=== What is required ===
State how many lines hold the string "operă". Give the number and nothing else.

=== The data ===
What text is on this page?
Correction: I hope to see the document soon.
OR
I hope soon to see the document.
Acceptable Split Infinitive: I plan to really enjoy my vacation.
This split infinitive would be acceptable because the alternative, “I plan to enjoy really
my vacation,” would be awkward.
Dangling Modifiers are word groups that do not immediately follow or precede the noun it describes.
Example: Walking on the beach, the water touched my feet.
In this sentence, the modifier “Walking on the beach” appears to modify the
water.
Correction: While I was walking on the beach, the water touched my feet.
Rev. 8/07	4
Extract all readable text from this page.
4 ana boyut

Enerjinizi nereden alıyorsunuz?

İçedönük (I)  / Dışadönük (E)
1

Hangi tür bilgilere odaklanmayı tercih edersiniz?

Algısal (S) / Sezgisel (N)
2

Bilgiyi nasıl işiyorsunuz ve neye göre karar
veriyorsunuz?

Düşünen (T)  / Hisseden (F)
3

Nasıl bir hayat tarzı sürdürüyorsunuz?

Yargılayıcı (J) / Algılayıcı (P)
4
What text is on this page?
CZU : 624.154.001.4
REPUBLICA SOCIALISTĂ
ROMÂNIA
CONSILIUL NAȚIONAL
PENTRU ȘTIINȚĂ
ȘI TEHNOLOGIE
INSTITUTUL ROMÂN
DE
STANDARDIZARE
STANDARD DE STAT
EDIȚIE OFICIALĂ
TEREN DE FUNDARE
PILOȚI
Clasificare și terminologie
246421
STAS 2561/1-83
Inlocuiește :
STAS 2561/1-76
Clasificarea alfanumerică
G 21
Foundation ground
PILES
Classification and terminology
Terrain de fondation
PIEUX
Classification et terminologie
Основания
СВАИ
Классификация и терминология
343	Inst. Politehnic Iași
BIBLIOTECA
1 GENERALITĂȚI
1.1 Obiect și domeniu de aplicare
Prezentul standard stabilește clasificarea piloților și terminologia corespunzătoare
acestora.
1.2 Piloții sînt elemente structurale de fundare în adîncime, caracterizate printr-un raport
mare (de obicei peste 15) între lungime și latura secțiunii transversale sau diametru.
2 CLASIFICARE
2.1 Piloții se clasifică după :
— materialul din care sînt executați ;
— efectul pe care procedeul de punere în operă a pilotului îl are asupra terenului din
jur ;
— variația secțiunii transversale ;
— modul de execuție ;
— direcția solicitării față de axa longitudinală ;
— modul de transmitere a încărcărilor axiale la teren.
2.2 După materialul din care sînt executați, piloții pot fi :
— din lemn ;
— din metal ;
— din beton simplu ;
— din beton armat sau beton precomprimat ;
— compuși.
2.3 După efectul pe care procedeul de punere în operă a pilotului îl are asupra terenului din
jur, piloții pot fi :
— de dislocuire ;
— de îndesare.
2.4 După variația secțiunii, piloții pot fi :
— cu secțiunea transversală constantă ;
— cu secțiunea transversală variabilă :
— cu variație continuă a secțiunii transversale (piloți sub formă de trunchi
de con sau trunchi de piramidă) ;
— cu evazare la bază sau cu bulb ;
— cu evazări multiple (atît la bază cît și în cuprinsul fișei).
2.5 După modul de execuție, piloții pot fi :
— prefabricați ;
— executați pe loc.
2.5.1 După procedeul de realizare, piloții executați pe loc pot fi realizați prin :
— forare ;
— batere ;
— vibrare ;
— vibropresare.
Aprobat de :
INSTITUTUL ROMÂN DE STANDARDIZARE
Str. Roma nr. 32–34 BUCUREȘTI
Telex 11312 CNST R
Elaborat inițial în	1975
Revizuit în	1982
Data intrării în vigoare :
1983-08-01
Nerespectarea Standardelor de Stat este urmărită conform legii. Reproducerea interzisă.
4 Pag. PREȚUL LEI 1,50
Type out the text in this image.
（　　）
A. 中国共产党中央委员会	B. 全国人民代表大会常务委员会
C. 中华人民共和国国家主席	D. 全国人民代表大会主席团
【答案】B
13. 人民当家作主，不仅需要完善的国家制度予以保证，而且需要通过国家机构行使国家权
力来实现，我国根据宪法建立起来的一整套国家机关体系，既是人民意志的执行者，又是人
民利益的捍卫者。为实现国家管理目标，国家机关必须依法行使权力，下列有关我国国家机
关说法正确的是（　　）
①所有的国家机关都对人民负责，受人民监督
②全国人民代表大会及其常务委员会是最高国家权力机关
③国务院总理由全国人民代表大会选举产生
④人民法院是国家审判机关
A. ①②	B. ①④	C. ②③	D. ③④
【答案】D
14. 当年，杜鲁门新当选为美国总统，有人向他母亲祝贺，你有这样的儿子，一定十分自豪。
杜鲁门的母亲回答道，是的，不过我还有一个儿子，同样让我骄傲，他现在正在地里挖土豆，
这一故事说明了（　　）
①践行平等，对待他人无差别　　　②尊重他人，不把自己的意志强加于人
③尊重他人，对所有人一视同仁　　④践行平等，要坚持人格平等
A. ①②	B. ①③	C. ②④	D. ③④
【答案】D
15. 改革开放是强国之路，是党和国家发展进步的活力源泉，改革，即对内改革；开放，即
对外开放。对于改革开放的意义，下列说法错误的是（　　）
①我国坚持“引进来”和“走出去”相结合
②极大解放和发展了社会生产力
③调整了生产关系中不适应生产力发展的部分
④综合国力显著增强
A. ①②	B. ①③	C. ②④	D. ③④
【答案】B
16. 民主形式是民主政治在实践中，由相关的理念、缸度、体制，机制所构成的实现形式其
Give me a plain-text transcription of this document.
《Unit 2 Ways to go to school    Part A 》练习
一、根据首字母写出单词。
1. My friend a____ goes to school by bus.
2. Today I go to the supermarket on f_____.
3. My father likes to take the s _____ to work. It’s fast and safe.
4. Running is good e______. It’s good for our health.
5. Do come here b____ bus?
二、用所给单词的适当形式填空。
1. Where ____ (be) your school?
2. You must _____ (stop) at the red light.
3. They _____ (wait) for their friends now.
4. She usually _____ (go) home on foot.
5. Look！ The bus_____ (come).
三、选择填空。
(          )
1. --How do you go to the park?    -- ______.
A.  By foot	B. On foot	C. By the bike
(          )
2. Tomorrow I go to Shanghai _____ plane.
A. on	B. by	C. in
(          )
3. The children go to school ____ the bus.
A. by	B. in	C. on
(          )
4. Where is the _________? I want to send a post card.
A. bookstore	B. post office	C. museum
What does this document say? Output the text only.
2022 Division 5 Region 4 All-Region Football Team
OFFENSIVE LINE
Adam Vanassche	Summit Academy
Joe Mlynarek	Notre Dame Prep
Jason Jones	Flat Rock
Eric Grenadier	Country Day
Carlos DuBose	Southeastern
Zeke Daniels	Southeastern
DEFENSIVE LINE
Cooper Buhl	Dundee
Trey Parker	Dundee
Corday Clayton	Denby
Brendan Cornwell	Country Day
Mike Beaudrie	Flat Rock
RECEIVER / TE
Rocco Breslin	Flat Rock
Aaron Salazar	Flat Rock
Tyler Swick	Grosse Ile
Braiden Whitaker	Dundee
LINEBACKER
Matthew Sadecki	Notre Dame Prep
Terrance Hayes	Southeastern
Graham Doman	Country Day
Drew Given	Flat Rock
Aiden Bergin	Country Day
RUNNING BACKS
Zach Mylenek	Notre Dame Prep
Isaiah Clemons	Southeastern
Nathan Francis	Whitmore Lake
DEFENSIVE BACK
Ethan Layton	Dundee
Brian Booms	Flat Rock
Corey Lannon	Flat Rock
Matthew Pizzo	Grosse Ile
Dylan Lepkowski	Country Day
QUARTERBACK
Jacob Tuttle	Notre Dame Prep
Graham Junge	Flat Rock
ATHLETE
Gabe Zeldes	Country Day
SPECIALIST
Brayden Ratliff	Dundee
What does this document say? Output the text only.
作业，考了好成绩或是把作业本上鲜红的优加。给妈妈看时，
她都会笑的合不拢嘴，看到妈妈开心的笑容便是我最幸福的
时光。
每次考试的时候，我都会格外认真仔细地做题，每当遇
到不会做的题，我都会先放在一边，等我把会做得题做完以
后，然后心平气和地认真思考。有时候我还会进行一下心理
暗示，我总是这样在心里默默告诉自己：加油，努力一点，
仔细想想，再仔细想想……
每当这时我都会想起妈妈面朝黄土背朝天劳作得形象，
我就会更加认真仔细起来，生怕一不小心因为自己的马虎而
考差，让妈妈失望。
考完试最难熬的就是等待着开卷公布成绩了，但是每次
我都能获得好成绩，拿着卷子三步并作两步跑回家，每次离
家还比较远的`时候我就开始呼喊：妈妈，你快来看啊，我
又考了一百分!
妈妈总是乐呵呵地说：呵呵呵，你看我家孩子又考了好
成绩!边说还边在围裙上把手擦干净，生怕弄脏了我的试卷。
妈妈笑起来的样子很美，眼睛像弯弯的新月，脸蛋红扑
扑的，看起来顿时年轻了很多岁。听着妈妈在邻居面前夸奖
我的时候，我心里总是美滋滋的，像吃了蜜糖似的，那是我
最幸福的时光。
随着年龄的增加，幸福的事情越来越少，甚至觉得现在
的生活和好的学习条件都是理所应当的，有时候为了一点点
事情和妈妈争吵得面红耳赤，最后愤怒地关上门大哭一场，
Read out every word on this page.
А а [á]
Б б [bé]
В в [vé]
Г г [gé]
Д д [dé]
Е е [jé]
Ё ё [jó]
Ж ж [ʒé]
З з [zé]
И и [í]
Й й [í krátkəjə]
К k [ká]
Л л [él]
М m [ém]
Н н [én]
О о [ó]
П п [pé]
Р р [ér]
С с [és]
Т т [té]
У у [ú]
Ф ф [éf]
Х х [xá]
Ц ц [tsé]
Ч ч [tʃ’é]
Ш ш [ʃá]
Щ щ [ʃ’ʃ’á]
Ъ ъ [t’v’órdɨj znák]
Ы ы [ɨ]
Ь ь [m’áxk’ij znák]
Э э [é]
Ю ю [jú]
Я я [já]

=== Solution to this problem ===
2